** Start of Materials provided **

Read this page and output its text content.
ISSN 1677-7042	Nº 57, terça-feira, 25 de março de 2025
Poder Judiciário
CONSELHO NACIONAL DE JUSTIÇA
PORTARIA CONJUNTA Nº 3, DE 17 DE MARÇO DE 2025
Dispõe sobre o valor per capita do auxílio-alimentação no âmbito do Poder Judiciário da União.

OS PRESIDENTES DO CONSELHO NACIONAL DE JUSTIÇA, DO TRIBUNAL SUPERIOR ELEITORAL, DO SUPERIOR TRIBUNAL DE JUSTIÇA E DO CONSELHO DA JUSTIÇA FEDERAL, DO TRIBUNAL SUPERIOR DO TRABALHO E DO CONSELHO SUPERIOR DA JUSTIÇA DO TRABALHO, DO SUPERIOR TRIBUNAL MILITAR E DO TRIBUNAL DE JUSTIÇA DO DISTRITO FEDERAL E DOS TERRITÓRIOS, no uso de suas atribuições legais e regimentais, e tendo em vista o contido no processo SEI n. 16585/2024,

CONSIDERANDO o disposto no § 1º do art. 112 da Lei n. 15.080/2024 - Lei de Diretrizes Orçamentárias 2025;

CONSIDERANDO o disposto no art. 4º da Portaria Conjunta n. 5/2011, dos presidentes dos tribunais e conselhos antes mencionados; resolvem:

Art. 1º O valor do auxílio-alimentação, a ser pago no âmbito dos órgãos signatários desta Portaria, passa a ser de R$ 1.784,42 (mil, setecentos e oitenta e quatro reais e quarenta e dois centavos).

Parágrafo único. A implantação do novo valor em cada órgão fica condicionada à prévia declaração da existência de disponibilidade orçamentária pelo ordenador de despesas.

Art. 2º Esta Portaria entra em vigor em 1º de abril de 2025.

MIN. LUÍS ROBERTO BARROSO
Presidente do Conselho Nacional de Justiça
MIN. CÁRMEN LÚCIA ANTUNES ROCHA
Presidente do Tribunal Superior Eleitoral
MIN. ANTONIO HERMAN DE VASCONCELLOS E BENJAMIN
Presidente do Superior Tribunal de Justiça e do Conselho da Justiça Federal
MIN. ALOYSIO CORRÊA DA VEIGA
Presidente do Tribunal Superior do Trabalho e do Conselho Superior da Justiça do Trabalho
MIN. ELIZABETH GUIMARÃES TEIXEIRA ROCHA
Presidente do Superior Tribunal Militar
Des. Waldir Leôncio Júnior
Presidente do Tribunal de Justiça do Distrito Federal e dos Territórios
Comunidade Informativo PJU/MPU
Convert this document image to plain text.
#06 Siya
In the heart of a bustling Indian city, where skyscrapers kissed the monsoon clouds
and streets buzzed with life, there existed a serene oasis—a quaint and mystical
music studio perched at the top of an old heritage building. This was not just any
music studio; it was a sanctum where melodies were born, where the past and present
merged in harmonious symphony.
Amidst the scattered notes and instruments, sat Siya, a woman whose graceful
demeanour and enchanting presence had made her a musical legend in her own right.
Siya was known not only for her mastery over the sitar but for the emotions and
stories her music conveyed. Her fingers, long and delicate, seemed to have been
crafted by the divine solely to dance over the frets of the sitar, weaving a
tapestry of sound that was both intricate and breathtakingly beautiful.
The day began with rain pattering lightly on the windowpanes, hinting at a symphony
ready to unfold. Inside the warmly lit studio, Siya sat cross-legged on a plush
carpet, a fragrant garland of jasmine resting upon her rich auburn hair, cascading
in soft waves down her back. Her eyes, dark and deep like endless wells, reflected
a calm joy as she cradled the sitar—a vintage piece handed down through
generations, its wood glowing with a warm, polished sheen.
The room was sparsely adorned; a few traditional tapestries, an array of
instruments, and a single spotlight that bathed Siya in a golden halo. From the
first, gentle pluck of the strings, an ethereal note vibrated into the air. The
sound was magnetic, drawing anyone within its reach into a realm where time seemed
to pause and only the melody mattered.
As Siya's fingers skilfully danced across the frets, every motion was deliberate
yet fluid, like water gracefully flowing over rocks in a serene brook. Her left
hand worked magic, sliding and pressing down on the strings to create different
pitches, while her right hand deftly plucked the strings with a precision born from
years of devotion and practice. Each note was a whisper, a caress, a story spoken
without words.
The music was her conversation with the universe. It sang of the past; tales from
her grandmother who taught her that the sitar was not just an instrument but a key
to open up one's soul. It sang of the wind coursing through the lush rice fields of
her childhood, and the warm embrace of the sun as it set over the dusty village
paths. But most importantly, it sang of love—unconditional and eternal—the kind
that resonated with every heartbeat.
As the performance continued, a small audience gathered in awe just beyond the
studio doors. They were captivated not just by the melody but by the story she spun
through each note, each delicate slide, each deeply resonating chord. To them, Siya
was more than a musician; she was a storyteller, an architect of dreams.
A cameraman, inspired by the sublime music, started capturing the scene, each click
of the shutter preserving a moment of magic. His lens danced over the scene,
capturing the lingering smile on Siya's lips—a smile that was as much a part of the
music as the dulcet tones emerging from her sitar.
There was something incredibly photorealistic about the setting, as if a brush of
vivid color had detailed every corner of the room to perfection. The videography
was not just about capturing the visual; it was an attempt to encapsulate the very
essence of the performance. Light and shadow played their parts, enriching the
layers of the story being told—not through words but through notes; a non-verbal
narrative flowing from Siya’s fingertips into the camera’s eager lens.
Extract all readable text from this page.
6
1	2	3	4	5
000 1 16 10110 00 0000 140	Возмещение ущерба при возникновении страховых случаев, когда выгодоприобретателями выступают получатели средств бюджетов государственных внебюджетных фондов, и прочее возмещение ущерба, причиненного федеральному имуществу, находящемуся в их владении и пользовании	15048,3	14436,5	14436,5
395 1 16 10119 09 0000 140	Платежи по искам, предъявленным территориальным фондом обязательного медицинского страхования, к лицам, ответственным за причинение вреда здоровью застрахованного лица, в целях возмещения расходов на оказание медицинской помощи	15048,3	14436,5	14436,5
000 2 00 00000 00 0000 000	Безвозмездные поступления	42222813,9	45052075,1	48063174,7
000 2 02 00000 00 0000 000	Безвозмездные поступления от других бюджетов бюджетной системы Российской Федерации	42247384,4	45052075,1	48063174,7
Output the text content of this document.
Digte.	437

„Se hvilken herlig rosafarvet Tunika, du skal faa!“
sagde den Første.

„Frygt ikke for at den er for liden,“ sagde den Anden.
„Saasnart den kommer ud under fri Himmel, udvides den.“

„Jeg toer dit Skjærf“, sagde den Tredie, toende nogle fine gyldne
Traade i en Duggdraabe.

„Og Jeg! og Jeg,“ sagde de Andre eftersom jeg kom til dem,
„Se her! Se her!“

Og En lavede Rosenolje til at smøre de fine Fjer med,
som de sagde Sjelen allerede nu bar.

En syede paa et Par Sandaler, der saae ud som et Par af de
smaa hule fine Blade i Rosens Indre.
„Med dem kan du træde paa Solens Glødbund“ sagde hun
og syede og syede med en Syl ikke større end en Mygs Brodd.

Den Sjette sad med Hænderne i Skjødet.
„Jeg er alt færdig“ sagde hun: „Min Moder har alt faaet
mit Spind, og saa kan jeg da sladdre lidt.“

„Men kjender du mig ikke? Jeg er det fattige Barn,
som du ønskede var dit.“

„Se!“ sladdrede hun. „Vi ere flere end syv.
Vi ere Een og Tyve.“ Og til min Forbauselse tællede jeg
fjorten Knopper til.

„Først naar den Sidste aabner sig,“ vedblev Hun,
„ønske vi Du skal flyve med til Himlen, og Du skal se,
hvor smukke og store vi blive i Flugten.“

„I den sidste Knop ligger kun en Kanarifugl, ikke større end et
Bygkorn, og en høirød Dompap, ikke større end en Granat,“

** End of Materials provided **

(What is required) Filter the entries down to the lines with the word "capturing" in them.

(Final result)
A cameraman, inspired by the sublime music, started capturing the scene, each click
capturing the lingering smile on Siya's lips—a smile that was as much a part of the
was not just about capturing the visual; it was an attempt to encapsulate the very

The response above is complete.